— GOAL —
Pull out every line containing the string "letter".

— GIVEN DATA —
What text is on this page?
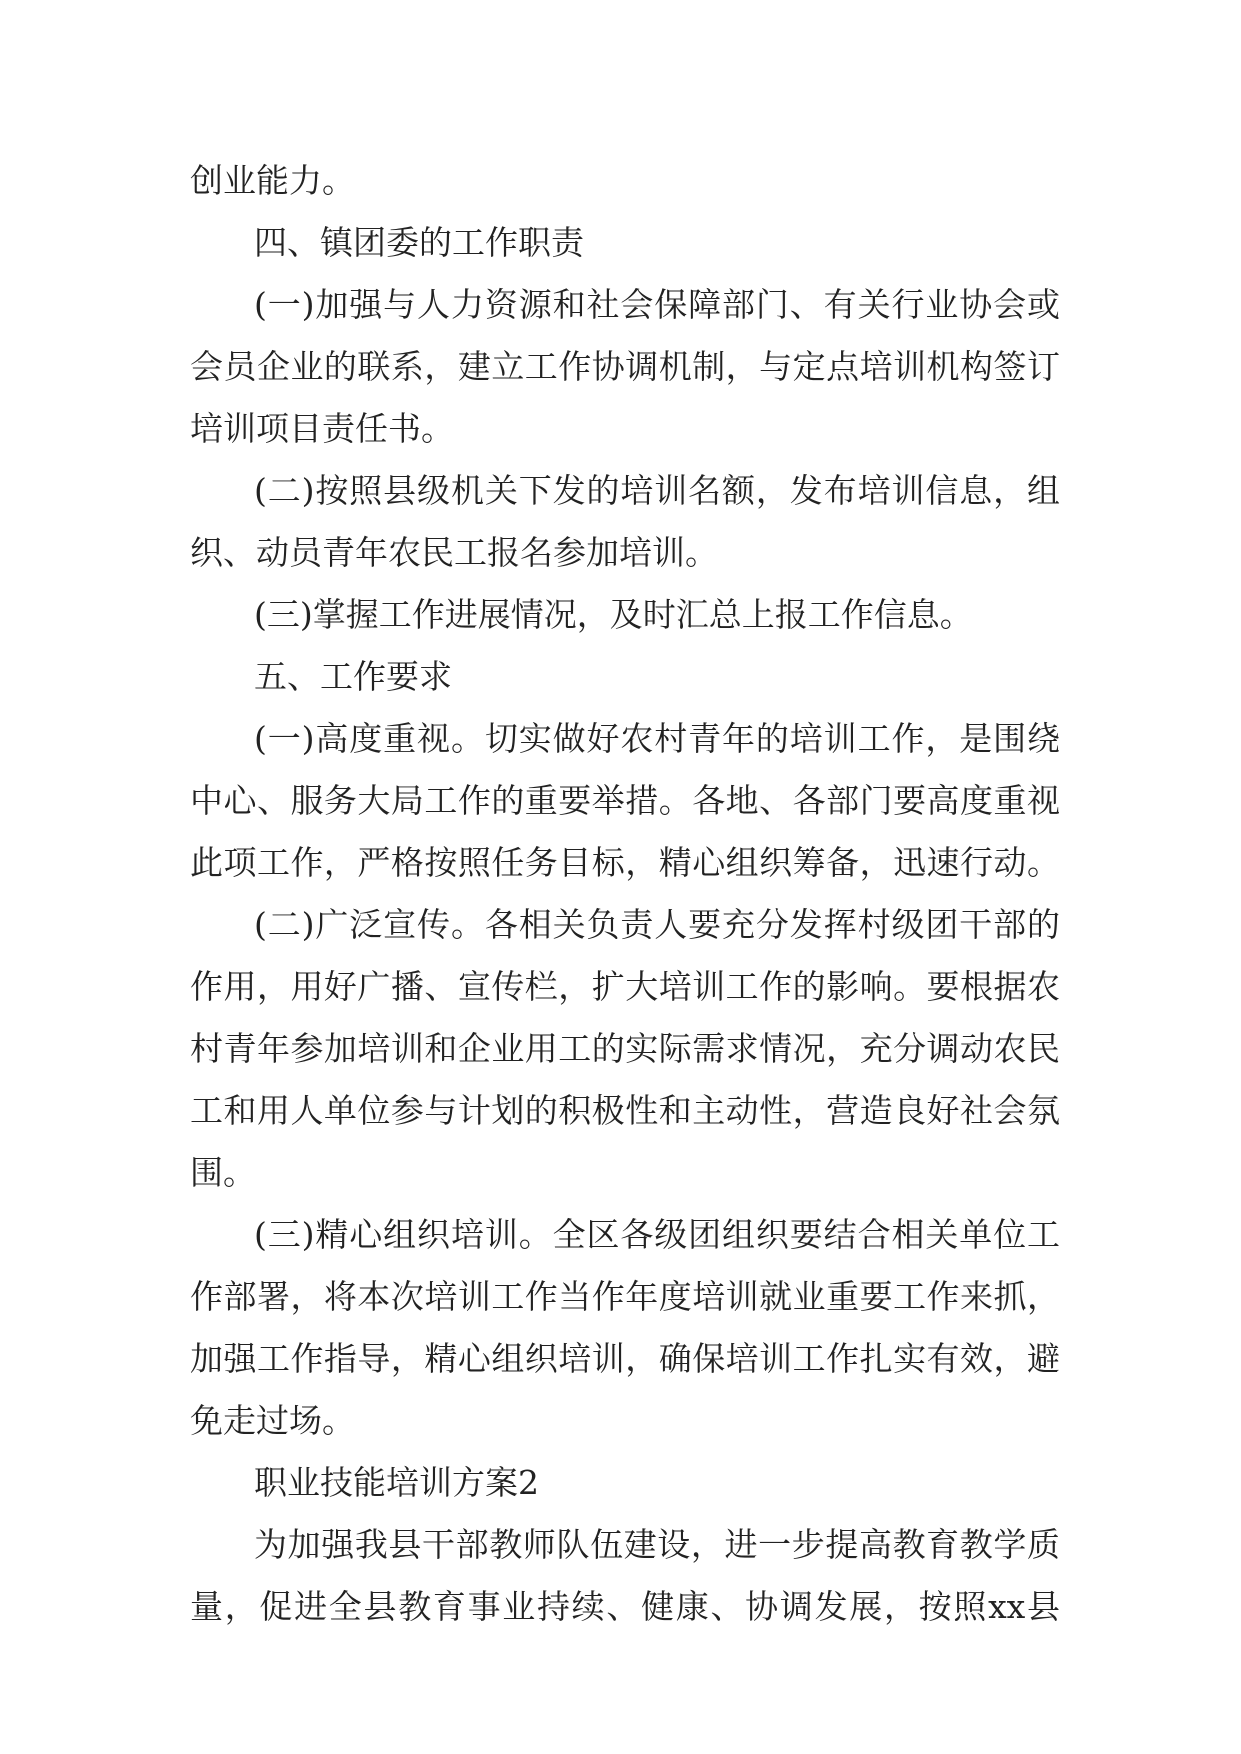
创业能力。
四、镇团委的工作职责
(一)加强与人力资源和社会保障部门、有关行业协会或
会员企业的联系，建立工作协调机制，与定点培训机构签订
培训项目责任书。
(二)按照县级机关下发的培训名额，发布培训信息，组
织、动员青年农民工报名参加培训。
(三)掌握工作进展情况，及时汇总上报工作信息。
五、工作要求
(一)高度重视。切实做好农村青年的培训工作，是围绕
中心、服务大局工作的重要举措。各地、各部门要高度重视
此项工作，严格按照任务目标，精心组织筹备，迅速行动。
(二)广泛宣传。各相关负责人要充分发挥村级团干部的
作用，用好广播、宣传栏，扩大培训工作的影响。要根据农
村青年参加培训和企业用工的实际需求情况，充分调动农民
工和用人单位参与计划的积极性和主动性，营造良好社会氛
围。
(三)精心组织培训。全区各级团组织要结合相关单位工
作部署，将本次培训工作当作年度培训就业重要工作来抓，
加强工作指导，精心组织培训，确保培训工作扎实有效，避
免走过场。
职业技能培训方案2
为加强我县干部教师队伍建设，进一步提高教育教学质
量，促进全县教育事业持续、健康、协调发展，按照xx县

---

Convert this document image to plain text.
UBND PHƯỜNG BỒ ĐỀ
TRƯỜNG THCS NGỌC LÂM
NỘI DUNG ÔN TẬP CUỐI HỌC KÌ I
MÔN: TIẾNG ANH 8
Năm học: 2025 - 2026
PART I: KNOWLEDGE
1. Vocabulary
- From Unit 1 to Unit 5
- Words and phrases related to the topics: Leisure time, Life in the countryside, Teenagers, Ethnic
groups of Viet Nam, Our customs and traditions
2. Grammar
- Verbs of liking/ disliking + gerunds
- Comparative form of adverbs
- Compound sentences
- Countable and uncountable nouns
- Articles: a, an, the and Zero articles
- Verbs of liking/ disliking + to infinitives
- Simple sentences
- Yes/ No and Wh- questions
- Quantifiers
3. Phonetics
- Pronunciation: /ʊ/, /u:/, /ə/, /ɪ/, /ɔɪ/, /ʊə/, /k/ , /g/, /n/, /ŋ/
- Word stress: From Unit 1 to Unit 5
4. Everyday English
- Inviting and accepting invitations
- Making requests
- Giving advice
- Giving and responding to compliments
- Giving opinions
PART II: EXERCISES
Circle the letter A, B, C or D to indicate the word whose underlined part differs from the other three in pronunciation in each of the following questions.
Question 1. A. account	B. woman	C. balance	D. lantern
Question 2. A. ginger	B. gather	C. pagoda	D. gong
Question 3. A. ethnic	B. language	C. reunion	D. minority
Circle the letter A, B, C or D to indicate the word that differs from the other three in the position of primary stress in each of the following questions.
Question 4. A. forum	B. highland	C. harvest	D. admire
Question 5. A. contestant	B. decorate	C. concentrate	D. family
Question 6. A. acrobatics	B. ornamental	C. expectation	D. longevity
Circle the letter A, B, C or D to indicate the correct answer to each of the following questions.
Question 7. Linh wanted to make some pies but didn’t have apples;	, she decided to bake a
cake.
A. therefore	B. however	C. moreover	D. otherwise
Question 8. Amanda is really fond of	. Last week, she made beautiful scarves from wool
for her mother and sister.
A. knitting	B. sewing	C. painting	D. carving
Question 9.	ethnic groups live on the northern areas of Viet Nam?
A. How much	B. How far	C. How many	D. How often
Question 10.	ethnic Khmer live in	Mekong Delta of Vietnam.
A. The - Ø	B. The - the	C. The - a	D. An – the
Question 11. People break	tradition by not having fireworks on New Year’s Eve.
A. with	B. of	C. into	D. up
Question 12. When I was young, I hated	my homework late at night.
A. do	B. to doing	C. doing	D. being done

— RESULT BELOW —
Circle the letter A, B, C or D to indicate the word whose underlined part differs from the other three in pronunciation in each of the following questions.
Circle the letter A, B, C or D to indicate the word that differs from the other three in the position of primary stress in each of the following questions.
Circle the letter A, B, C or D to indicate the correct answer to each of the following questions.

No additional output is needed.